▸ **GOAL**
Copy each line with the word "unidades" in it.

Recorded data:
··········

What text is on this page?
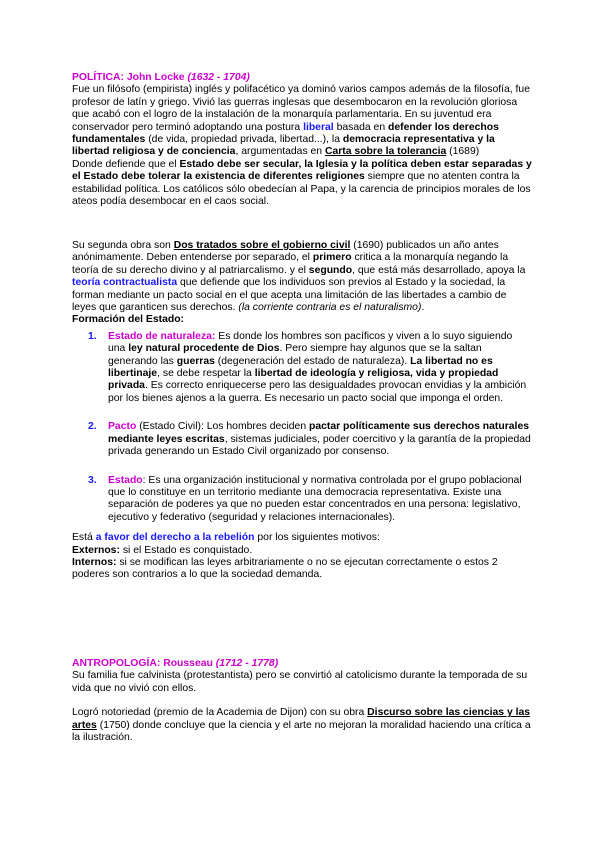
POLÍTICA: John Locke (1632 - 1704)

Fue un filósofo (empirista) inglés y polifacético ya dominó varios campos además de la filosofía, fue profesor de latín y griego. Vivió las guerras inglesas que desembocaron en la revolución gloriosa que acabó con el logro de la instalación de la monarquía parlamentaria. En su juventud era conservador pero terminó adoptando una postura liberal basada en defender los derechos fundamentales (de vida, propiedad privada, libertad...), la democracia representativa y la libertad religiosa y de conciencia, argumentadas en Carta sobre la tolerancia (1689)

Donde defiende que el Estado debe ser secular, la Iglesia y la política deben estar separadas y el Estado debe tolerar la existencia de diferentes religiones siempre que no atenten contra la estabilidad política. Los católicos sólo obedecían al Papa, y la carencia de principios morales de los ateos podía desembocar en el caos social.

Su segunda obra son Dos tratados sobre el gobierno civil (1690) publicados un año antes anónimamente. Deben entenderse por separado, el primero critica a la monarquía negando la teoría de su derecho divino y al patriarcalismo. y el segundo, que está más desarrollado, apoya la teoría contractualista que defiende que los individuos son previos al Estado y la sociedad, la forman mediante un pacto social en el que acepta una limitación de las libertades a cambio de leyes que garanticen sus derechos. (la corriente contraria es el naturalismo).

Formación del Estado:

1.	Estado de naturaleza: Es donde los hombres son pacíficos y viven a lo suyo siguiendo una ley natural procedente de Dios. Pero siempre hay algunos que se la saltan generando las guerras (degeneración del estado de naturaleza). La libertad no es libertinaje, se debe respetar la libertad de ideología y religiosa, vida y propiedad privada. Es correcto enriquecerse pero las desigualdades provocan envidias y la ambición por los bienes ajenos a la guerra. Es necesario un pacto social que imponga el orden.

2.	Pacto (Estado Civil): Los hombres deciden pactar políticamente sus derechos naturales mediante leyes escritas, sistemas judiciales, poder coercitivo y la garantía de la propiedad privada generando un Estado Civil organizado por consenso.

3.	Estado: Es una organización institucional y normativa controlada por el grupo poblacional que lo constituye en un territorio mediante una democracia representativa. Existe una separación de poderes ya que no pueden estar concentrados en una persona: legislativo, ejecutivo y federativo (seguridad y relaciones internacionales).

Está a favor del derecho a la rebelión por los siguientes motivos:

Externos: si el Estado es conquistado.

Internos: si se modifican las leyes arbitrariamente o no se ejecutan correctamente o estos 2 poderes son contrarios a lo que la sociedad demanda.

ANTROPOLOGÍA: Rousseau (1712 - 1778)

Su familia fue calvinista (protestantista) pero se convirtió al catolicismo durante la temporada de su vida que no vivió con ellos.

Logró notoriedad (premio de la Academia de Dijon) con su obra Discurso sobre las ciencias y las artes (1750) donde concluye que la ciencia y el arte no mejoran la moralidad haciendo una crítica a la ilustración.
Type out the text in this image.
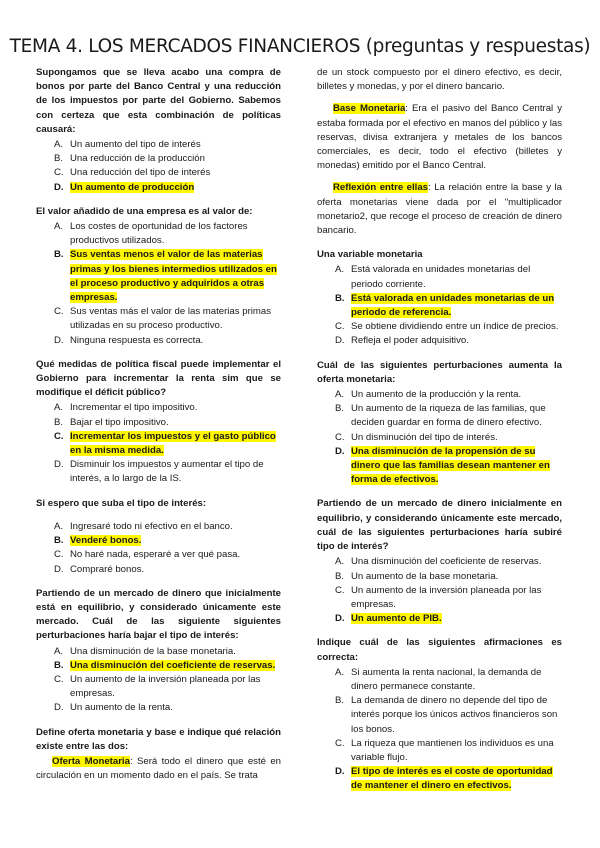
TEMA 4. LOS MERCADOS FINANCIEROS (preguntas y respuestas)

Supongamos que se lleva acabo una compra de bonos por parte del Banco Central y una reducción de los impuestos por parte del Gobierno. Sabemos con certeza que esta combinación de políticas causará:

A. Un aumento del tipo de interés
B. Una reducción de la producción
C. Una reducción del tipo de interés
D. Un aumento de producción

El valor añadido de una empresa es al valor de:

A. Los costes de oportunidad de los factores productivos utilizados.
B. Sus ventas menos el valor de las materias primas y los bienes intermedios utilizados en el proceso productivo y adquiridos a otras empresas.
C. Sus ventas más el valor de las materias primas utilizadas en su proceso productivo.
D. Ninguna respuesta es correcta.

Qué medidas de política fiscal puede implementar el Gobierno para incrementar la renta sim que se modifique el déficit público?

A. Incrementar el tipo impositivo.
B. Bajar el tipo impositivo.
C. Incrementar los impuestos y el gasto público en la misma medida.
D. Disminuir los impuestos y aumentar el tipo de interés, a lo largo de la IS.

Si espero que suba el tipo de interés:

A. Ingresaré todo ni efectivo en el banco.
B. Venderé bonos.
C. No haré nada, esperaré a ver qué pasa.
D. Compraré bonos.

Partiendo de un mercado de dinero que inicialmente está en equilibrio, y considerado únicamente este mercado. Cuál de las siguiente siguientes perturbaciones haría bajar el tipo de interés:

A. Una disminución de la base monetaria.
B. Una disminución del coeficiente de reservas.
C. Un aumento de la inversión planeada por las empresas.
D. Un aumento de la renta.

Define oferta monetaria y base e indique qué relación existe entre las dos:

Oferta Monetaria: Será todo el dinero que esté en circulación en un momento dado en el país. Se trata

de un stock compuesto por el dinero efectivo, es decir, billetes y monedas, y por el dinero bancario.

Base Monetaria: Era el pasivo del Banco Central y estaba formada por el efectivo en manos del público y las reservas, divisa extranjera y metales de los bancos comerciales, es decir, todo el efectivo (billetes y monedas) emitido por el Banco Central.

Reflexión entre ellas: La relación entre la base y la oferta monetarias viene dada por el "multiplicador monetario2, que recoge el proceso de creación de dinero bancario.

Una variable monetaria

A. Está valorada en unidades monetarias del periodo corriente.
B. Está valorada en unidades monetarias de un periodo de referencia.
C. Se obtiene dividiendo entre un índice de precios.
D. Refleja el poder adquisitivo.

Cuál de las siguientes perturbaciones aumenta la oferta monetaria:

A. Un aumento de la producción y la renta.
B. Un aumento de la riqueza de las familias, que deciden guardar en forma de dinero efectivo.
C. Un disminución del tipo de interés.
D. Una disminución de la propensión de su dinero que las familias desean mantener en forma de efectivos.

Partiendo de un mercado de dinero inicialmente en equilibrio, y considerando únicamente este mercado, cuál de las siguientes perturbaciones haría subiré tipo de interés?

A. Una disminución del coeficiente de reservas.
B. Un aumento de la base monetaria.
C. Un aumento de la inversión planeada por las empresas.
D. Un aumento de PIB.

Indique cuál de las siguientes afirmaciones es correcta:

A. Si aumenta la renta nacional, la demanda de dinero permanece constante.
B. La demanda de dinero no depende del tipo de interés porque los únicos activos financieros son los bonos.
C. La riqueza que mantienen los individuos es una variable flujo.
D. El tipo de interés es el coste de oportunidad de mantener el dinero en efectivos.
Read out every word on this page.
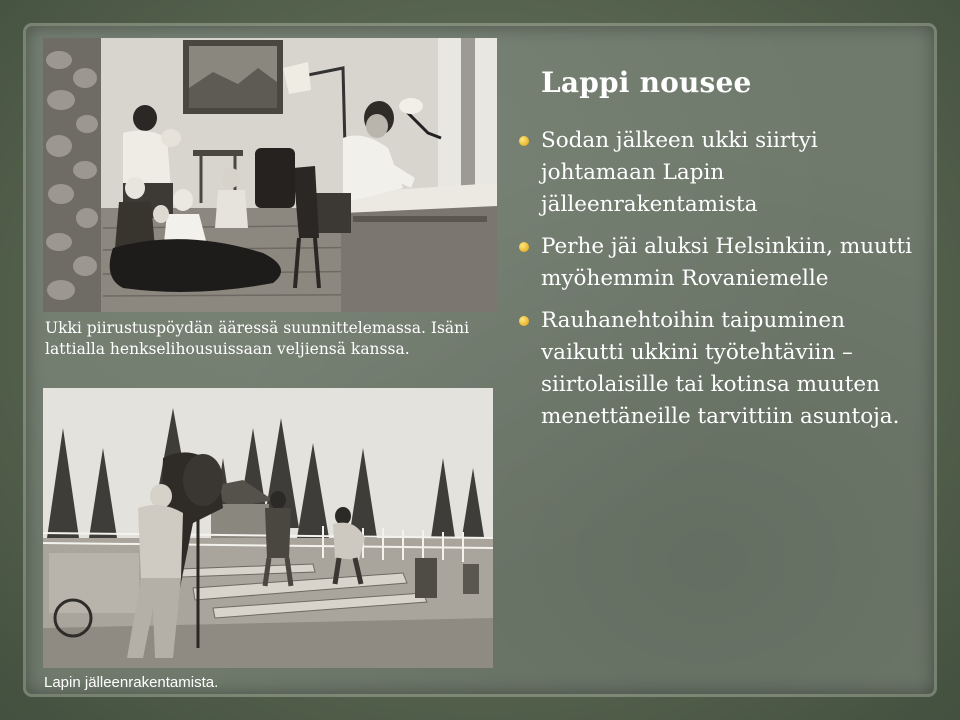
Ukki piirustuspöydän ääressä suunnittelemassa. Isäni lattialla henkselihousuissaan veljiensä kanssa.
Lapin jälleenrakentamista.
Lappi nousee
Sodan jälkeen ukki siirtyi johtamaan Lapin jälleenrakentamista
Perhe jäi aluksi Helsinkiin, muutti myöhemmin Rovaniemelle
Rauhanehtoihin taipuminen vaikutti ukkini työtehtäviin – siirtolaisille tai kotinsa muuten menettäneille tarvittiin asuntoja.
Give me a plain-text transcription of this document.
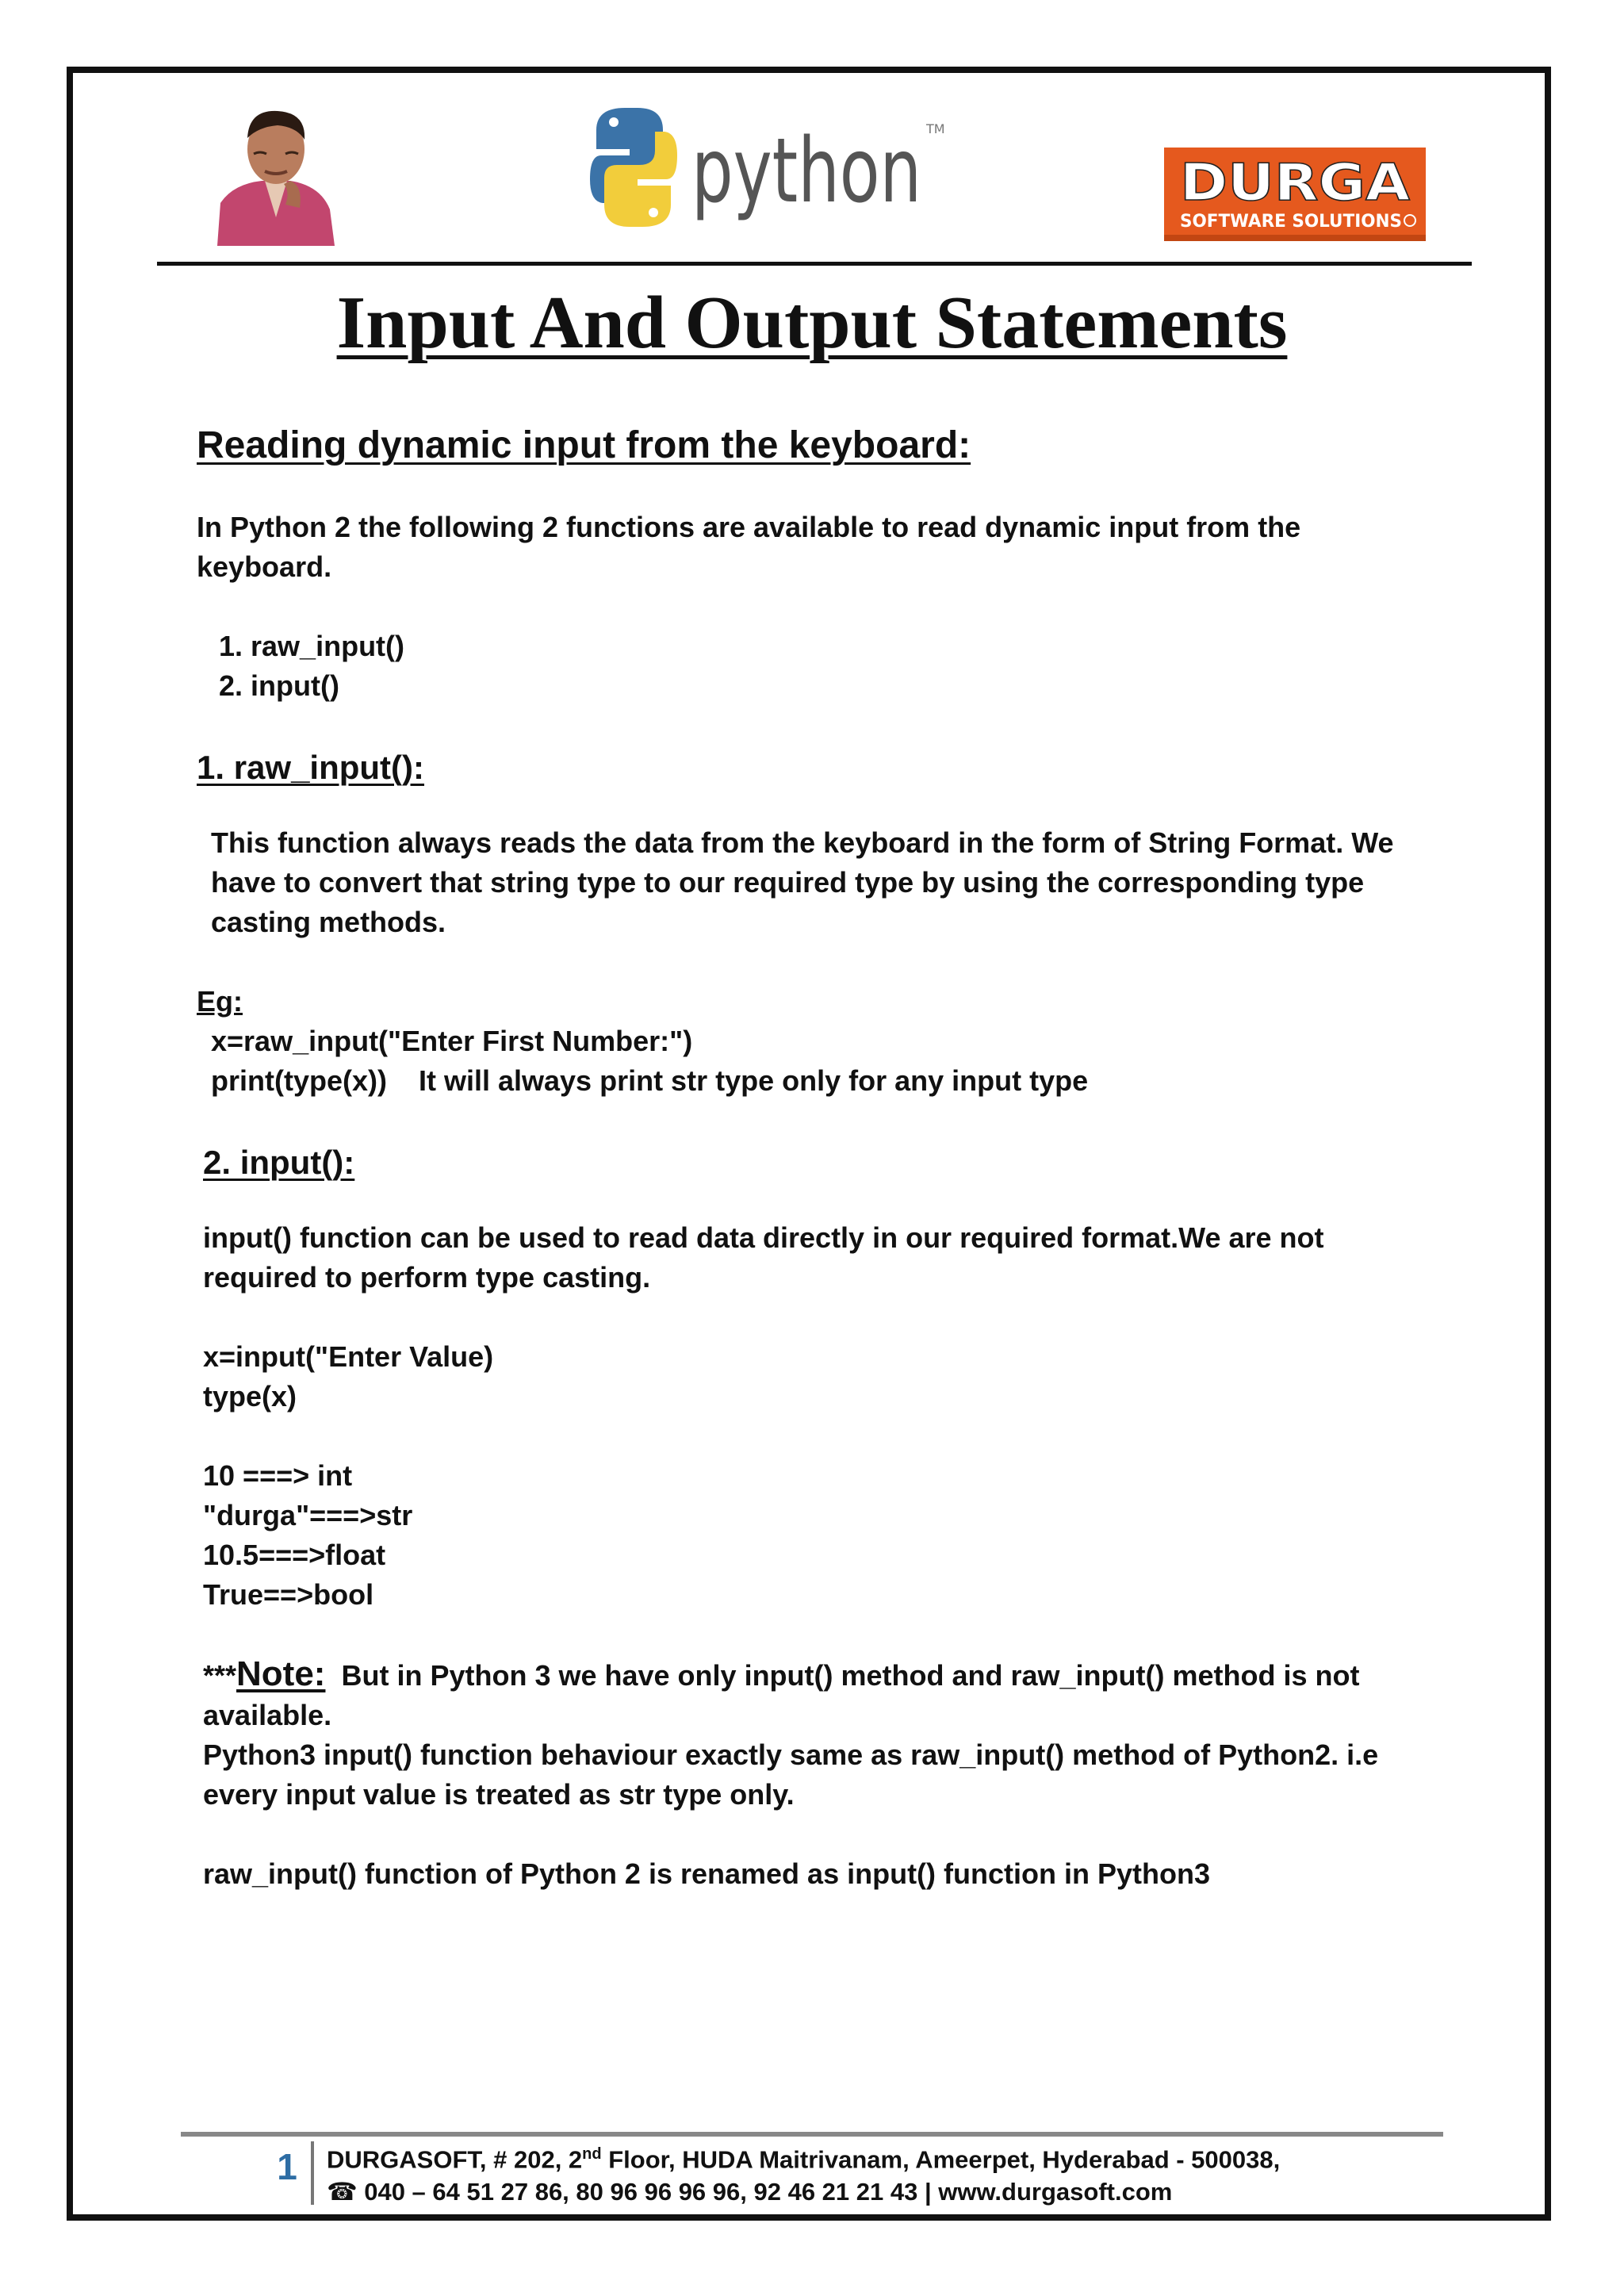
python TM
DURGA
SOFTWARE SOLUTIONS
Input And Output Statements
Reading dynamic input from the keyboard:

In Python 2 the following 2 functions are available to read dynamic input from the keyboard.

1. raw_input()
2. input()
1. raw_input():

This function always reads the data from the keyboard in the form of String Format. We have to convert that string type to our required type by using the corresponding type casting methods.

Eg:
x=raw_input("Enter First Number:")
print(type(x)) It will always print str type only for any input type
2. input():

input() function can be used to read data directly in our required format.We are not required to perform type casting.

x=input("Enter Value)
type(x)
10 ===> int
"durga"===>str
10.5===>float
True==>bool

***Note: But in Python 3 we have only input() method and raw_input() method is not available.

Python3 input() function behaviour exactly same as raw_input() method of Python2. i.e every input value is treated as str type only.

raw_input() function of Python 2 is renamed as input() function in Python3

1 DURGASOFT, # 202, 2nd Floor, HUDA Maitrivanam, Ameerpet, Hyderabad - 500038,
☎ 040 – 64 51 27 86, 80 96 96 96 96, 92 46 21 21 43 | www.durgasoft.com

··········

▸ **RESPONSE TO THIS EXERCISE**
A. Está valorada en unidades monetarias del periodo corriente.
B. Está valorada en unidades monetarias de un periodo de referencia.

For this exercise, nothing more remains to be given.